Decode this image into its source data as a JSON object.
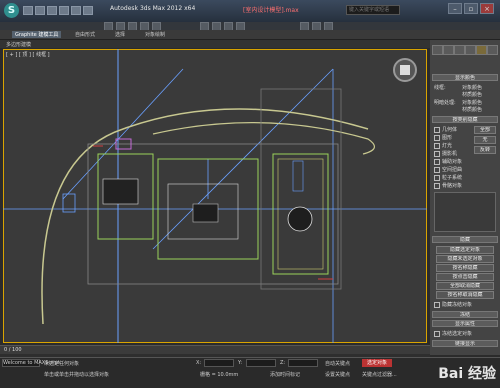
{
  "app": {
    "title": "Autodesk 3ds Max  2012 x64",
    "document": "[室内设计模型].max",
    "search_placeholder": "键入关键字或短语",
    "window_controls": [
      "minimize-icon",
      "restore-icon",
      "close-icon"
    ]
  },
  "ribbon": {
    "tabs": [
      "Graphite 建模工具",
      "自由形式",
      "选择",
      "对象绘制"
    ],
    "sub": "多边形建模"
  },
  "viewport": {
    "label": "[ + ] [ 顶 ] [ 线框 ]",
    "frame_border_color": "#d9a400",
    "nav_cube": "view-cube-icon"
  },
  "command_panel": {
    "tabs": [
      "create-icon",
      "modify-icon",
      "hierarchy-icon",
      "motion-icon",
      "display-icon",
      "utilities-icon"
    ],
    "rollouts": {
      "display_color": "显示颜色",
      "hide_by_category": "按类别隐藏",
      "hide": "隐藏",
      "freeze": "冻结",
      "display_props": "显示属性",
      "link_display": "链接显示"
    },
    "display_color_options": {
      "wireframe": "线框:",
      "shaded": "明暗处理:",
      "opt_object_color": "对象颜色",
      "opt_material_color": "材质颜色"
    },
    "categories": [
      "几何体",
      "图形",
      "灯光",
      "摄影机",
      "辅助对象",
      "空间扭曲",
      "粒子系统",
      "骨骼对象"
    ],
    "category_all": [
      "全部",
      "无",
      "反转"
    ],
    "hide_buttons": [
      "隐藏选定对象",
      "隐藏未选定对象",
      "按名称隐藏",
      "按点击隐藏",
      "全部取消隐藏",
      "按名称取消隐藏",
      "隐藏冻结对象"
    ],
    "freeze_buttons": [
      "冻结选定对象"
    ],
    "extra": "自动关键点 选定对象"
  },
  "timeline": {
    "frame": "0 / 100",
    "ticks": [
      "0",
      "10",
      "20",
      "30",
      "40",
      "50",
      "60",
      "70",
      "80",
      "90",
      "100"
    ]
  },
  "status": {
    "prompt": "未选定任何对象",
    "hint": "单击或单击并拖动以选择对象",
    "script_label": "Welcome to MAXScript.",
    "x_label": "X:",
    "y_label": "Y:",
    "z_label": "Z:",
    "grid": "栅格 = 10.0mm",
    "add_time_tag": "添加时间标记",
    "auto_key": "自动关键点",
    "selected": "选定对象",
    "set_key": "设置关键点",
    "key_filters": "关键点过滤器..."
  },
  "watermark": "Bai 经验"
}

◇ ◇ ◇ ◇

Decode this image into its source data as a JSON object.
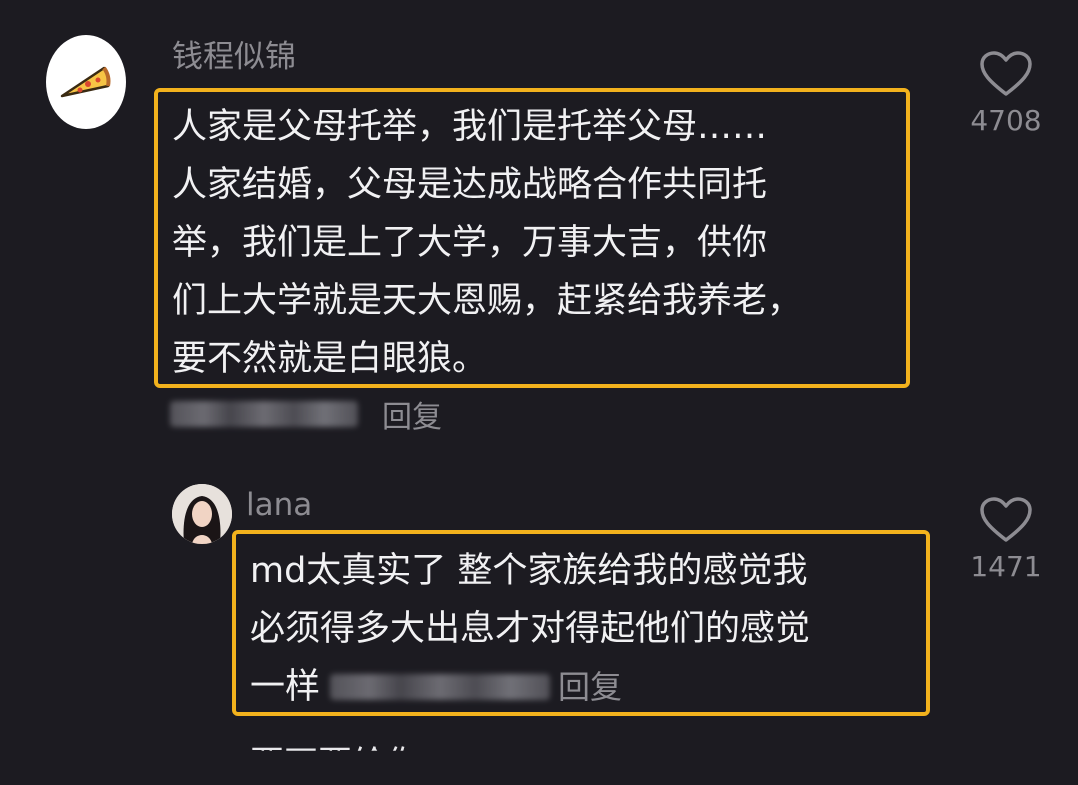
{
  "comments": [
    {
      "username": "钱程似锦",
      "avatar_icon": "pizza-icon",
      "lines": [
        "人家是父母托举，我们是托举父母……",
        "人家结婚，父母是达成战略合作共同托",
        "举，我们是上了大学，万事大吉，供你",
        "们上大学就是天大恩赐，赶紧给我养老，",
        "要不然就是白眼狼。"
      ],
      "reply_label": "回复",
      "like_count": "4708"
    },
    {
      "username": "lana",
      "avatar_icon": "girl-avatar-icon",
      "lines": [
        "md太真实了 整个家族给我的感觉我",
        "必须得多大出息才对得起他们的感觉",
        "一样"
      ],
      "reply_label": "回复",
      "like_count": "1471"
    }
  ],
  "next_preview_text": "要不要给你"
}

◇ ◇ ◇ ◇

STATED PROBLEM
Pull every line containing the word "icon" out of the material and copy it.

RESULT OF THIS EXERCISE
      "minimize-icon",
      "restore-icon",
      "close-icon"
    "nav_cube": "view-cube-icon"
      "create-icon",
      "modify-icon",
      "hierarchy-icon",
      "motion-icon",
      "display-icon",
      "utilities-icon"
      "avatar_icon": "pizza-icon",
      "avatar_icon": "girl-avatar-icon",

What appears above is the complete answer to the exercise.